__WHAT TO DO__.
Scan the entries below and extract each line with the word "具有良好的心理素质及良好的沟通能力" in it.

## BEGIN DATA SECTION

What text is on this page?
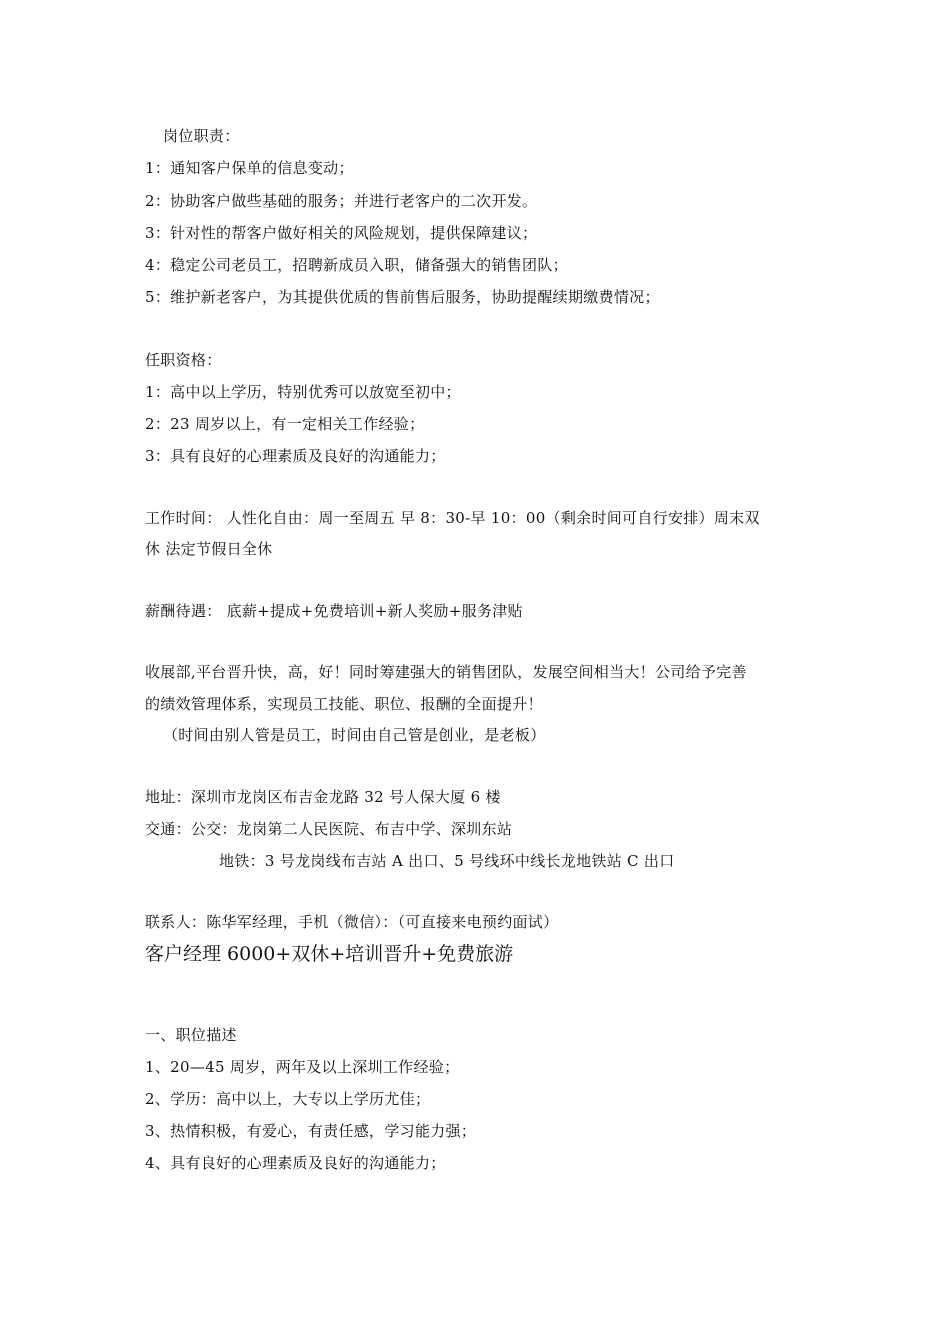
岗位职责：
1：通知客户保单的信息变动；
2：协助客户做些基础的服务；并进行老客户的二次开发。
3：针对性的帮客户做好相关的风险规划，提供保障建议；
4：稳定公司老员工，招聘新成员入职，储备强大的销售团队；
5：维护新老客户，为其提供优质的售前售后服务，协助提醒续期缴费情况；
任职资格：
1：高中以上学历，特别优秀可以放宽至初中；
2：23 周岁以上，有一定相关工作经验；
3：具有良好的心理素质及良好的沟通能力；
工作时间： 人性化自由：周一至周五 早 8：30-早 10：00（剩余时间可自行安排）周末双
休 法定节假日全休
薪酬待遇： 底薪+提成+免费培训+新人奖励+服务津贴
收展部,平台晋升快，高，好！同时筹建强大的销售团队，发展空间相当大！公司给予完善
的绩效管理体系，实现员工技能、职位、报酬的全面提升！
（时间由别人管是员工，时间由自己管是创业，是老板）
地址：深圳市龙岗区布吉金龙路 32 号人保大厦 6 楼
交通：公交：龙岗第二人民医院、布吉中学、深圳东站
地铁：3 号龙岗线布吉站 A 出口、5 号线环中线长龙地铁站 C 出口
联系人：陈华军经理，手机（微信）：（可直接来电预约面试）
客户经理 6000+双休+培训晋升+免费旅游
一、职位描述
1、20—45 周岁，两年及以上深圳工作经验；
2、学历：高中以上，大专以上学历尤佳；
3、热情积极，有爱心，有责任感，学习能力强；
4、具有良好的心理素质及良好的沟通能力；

## END DATA SECTION

__EXERCISE RESULT__.
3：具有良好的心理素质及良好的沟通能力；
4、具有良好的心理素质及良好的沟通能力；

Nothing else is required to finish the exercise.